*Task inputs*
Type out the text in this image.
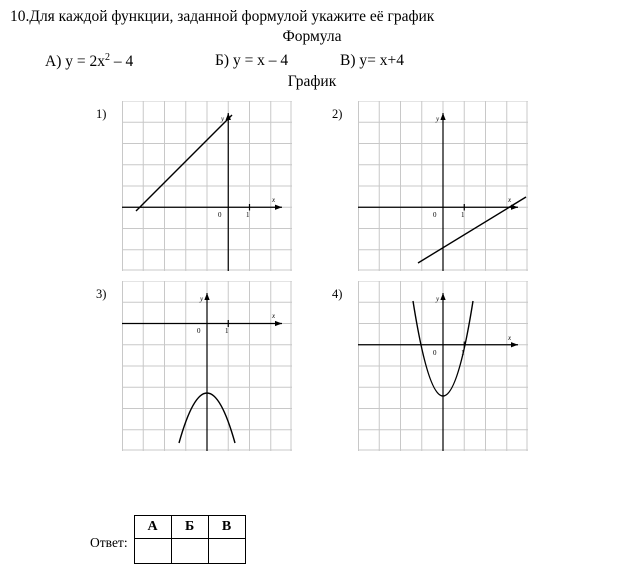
10.Для каждой функции, заданной формулой укажите её график
Формула
А) $y = 2x^2 - 4$	Б) y = x – 4	В) y= x+4
График
1)
0	1
x
y	2)
0	1
x
y
3)
0	1
x
y	4)
0	1
x
y
Ответ:
А	Б	В
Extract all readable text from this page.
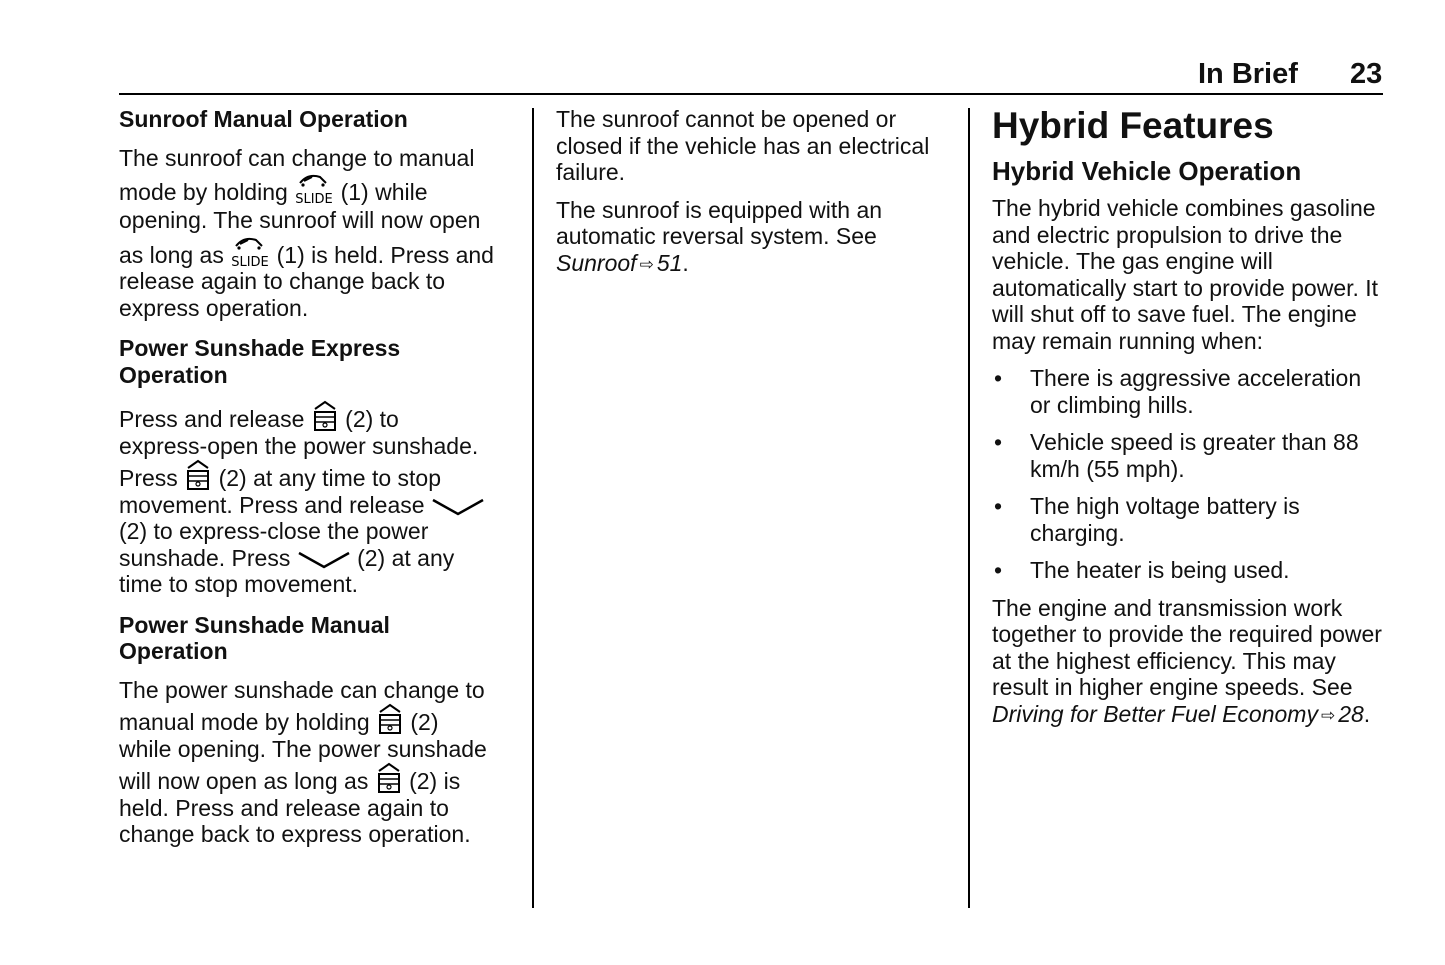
In Brief 23
Sunroof Manual Operation

The sunroof can change to manual
mode by holding SLIDE (1) while
opening. The sunroof will now open
as long as SLIDE (1) is held. Press and
release again to change back to
express operation.

Power Sunshade Express
Operation

Press and release (2) to
express-open the power sunshade.
Press (2) at any time to stop
movement. Press and release
(2) to express-close the power
sunshade. Press	(2) at any
time to stop movement.

Power Sunshade Manual
Operation

The power sunshade can change to
manual mode by holding (2)
while opening. The power sunshade
will now open as long as (2) is
held. Press and release again to
change back to express operation.

The sunroof cannot be opened or closed if the vehicle has an electrical failure.

The sunroof is equipped with an automatic reversal system. See Sunroof ⇨ 51.

Hybrid Features
Hybrid Vehicle Operation

The hybrid vehicle combines gasoline and electric propulsion to drive the vehicle. The gas engine will automatically start to provide power. It will shut off to save fuel. The engine may remain running when:

• There is aggressive acceleration or climbing hills.
• Vehicle speed is greater than 88 km/h (55 mph).
• The high voltage battery is charging.
• The heater is being used.

The engine and transmission work together to provide the required power at the highest efficiency. This may result in higher engine speeds. See Driving for Better Fuel Economy ⇨ 28.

*Work required*
Collect the lines of the records that include the string "while".

*Response to this exercise*
mode by holding SLIDE (1) while
while opening. The power sunshade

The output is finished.